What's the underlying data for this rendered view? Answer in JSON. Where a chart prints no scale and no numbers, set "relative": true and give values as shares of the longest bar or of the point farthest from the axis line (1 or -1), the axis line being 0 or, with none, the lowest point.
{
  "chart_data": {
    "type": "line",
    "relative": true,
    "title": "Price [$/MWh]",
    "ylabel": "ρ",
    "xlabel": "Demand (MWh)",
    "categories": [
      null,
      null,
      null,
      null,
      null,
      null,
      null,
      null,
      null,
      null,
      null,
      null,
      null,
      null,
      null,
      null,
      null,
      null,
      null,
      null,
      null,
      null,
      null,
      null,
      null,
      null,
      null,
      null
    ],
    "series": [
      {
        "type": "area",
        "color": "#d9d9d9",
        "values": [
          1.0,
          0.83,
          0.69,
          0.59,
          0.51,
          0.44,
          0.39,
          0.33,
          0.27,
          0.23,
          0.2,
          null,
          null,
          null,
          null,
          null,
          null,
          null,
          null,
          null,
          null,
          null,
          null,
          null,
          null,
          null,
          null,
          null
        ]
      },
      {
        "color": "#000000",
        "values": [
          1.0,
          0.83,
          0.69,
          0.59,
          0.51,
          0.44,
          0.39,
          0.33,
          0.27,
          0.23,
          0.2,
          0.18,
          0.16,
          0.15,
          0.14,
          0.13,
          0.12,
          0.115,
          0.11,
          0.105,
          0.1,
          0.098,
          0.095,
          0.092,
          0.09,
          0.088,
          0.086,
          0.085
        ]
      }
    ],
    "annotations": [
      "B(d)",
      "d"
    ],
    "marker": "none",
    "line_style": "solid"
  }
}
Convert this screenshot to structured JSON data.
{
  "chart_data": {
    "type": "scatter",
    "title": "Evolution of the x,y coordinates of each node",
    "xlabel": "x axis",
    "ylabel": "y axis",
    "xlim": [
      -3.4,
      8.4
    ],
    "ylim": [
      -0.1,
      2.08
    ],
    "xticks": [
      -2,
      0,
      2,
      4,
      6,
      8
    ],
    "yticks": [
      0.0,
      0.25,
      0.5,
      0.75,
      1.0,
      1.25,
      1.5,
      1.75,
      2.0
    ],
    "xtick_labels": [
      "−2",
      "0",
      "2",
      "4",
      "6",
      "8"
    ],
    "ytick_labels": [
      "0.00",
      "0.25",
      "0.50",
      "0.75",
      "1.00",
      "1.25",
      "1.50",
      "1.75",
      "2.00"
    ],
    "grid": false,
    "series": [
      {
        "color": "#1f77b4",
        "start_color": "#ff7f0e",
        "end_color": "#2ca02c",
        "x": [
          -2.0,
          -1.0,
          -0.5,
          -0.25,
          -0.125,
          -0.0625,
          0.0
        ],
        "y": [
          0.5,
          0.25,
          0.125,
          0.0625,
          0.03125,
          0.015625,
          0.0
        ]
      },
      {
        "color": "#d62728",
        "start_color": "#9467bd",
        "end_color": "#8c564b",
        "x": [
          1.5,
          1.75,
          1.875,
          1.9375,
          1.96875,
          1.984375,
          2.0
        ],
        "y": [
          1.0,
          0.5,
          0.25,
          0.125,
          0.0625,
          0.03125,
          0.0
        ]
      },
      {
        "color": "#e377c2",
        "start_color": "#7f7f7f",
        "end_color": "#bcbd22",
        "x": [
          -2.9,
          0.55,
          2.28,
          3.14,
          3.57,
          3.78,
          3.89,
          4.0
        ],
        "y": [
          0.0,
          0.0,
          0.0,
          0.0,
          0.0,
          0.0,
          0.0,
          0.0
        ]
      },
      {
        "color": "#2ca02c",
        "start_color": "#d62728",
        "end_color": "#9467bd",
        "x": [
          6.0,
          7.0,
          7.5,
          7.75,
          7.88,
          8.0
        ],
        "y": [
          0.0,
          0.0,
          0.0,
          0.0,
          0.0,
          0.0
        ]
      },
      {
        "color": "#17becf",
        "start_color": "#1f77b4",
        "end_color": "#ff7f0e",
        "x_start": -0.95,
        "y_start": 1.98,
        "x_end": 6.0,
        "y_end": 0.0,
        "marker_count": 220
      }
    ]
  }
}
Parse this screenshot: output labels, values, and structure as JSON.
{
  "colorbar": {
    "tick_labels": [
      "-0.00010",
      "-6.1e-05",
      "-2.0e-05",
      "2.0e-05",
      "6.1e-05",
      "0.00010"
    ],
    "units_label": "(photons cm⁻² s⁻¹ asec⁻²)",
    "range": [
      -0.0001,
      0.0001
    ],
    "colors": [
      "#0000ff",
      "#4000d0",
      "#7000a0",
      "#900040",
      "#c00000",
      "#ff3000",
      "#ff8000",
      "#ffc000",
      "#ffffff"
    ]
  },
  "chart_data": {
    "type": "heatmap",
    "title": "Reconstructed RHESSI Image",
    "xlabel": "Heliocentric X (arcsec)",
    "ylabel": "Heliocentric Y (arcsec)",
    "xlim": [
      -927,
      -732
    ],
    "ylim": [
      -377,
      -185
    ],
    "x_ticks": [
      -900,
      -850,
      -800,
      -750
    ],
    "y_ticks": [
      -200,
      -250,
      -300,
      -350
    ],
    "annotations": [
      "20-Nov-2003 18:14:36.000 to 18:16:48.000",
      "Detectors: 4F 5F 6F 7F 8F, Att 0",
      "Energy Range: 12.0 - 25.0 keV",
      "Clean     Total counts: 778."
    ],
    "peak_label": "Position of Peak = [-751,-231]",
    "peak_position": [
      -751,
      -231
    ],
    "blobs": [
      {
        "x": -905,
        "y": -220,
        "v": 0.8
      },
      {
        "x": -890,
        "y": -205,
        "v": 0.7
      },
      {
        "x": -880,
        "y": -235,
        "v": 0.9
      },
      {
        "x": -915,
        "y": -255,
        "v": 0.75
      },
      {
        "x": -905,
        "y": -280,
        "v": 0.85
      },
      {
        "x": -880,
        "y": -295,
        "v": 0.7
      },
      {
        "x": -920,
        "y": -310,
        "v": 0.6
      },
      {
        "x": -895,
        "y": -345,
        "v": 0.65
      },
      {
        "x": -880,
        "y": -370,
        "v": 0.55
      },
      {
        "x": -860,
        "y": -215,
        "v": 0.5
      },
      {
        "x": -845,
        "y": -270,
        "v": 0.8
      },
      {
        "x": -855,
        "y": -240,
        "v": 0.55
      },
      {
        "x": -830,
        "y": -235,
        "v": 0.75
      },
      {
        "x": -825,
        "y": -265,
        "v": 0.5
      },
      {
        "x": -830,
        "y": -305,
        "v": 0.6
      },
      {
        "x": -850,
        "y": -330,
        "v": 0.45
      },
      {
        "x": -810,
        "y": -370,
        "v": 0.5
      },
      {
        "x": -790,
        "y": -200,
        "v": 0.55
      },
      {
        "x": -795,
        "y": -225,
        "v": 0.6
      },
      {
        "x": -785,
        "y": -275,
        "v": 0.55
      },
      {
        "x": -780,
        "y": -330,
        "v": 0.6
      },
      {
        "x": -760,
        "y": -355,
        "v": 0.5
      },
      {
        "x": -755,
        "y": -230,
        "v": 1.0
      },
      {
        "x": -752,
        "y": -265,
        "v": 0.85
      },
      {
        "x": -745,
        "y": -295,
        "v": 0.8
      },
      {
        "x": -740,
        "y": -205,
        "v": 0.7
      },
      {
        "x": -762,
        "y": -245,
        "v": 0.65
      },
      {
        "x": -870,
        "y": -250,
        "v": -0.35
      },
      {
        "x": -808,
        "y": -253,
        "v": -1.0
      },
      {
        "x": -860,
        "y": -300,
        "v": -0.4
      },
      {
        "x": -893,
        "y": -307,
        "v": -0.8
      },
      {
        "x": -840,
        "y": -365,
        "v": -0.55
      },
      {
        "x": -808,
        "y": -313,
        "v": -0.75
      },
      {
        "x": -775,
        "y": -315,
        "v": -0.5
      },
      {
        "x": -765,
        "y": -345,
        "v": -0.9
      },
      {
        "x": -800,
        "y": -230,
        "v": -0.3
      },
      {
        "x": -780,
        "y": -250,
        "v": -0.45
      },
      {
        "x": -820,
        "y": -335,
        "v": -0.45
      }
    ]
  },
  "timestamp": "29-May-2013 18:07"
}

- Given request
Go through the listing above and pull out each line containing the word "xlabel".

- Task output
    "xlabel": "Demand (MWh)",
    "xlabel": "x axis",
    "xlabel": "Heliocentric X (arcsec)",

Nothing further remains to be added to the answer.